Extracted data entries
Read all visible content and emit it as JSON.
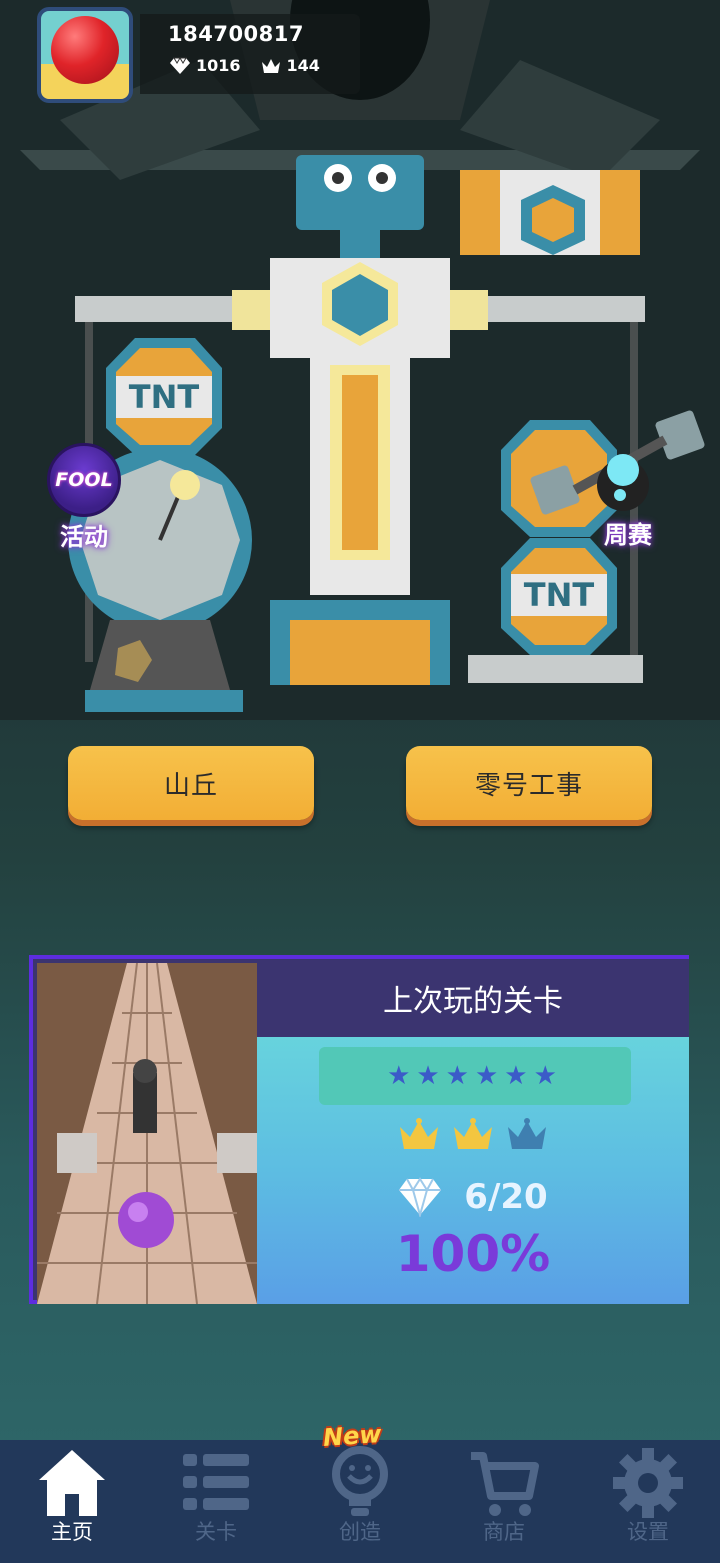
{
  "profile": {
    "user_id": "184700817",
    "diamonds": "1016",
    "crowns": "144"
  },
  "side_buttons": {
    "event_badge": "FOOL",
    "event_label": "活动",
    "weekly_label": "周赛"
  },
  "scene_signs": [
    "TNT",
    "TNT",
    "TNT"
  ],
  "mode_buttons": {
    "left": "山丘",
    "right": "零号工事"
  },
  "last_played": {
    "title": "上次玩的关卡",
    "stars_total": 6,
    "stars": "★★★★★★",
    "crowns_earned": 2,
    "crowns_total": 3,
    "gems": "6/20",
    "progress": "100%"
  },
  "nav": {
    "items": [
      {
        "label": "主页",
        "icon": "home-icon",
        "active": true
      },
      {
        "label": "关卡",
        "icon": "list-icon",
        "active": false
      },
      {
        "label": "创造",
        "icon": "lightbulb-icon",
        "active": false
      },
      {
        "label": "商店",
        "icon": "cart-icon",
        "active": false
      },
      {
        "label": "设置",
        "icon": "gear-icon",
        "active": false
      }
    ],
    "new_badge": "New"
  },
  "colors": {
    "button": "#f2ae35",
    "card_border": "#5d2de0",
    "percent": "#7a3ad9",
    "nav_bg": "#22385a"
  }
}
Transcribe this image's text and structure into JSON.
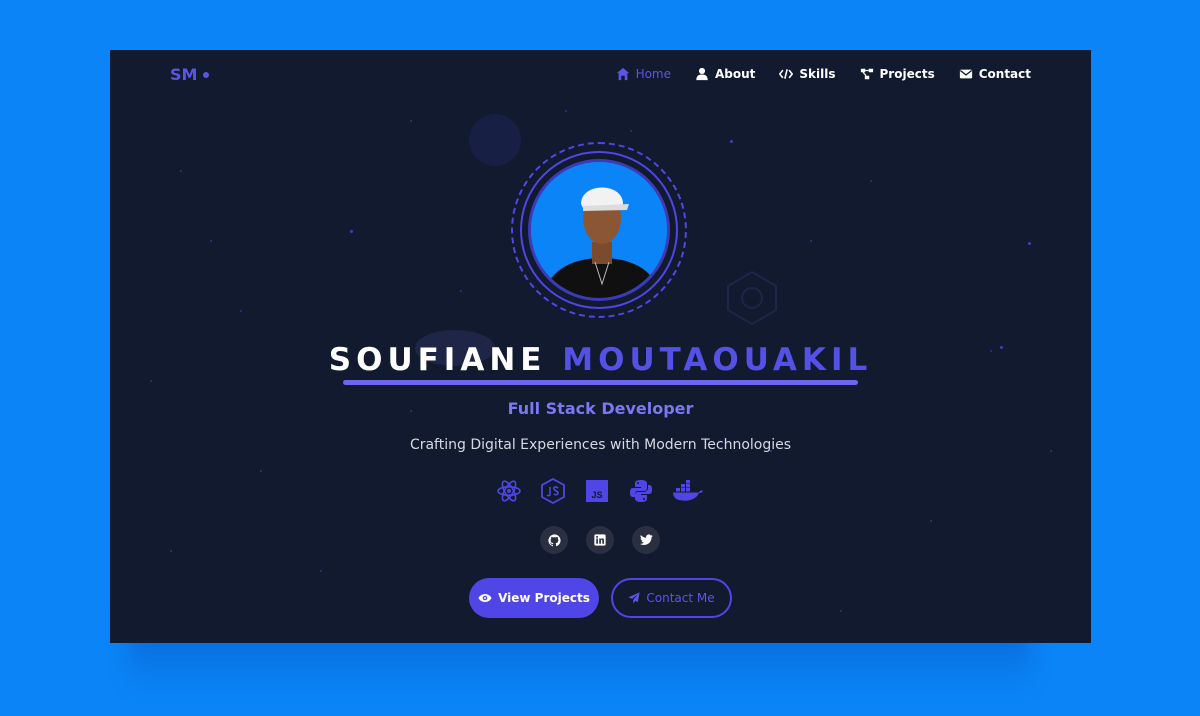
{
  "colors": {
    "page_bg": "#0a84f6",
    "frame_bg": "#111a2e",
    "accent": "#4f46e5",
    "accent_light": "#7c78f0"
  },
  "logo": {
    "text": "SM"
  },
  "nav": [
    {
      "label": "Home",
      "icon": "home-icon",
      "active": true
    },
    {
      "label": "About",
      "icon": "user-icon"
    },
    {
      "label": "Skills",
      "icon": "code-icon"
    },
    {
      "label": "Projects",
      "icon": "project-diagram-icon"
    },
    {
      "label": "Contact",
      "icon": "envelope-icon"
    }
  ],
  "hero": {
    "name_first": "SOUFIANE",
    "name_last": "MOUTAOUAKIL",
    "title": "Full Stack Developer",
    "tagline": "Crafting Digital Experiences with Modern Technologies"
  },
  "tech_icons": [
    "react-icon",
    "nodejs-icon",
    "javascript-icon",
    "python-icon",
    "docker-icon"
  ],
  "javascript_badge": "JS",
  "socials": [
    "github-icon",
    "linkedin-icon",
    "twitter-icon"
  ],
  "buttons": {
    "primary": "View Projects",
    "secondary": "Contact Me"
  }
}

...

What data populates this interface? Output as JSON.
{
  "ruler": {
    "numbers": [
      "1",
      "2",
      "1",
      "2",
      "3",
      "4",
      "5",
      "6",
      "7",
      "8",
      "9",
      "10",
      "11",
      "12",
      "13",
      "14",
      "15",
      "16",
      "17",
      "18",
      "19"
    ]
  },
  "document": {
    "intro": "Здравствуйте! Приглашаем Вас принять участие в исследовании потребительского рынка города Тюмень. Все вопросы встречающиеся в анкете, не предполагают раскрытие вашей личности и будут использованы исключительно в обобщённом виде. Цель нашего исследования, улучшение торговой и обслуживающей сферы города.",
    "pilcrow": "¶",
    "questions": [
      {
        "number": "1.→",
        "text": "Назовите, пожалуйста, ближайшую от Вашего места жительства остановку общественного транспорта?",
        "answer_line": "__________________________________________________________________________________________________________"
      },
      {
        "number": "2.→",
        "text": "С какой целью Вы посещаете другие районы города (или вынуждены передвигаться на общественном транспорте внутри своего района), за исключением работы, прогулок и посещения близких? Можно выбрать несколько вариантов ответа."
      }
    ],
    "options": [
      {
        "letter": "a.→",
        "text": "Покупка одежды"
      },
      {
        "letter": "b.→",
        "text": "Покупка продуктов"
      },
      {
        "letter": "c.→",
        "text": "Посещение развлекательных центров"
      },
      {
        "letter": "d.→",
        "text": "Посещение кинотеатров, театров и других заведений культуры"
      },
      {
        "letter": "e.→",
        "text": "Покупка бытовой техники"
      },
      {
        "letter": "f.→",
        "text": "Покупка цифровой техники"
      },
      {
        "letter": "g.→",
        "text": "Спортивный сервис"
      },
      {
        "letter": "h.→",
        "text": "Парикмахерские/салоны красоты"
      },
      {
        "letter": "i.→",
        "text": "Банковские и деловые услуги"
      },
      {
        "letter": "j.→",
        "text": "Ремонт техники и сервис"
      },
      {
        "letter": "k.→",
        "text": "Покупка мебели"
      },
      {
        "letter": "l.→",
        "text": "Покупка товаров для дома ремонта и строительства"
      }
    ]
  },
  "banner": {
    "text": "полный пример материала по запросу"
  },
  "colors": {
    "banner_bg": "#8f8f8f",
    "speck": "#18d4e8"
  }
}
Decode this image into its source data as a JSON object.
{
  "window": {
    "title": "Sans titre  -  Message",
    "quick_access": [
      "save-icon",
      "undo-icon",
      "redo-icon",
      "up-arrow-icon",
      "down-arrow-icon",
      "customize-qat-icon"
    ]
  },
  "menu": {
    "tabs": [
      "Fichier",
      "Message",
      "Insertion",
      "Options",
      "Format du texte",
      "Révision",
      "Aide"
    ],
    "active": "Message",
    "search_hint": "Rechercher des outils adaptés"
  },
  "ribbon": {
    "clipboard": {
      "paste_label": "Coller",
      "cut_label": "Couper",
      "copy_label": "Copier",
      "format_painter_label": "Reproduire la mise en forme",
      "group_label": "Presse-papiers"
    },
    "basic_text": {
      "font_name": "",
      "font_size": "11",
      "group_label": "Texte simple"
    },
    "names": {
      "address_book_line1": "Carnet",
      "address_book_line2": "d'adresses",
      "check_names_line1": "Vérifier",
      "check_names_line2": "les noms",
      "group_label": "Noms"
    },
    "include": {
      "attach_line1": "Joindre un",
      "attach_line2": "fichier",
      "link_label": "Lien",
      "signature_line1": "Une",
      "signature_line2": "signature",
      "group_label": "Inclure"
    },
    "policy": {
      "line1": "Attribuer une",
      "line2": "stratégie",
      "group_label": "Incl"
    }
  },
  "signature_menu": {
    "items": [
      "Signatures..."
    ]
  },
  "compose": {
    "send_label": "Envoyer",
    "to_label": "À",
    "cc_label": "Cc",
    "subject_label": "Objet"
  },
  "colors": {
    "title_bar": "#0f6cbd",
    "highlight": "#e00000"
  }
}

---

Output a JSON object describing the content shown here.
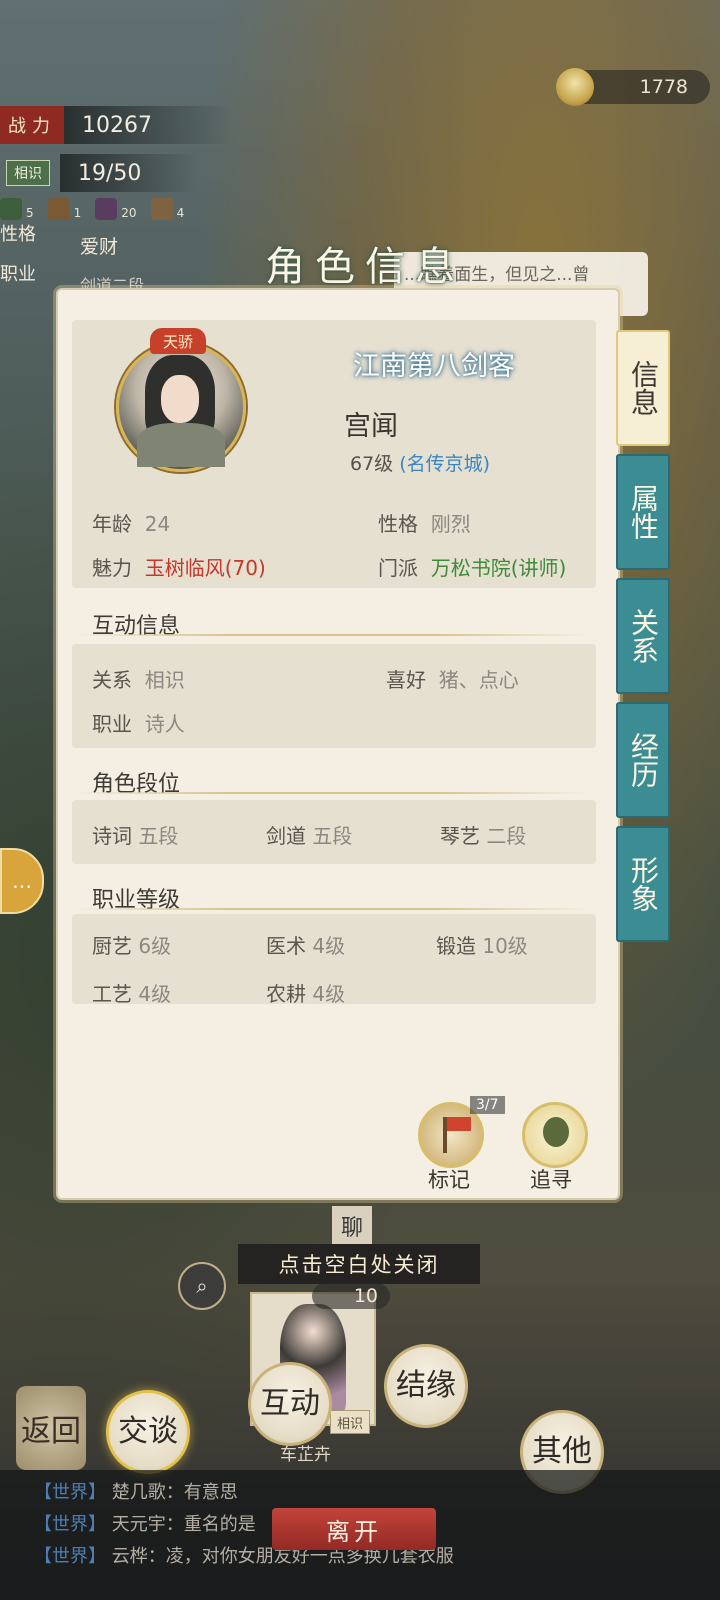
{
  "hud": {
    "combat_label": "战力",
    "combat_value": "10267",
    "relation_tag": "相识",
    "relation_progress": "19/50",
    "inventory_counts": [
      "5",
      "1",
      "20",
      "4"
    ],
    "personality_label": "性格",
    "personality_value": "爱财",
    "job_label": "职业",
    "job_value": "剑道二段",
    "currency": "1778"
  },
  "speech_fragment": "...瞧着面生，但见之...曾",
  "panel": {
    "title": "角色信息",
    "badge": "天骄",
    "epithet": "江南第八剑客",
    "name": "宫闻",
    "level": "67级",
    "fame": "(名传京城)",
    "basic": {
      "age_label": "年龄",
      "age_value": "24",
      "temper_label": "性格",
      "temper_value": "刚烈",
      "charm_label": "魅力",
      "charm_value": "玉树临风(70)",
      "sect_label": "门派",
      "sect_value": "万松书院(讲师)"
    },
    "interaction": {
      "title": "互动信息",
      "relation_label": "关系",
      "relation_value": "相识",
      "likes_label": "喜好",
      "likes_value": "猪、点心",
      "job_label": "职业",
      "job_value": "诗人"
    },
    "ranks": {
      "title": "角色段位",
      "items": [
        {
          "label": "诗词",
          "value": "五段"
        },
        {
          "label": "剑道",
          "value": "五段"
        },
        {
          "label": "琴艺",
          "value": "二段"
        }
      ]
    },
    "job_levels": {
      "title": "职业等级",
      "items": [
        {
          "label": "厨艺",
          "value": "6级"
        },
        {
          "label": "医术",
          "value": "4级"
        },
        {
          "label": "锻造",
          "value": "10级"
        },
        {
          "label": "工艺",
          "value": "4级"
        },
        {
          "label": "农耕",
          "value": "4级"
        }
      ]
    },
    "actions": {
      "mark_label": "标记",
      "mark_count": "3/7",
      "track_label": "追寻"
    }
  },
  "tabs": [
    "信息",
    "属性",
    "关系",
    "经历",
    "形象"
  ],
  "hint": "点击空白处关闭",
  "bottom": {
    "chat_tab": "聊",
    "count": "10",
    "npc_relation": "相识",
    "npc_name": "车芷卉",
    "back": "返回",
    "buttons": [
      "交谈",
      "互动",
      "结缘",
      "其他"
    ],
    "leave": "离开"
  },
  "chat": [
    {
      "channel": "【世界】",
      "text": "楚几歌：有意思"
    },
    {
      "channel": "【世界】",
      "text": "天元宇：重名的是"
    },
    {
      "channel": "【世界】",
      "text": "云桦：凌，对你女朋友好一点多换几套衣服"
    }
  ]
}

## Exercise description
Look above for every line with the word "техники" and copy it.

## Worked solution
        "text": "Покупка бытовой техники"
        "text": "Покупка цифровой техники"
        "text": "Ремонт техники и сервис"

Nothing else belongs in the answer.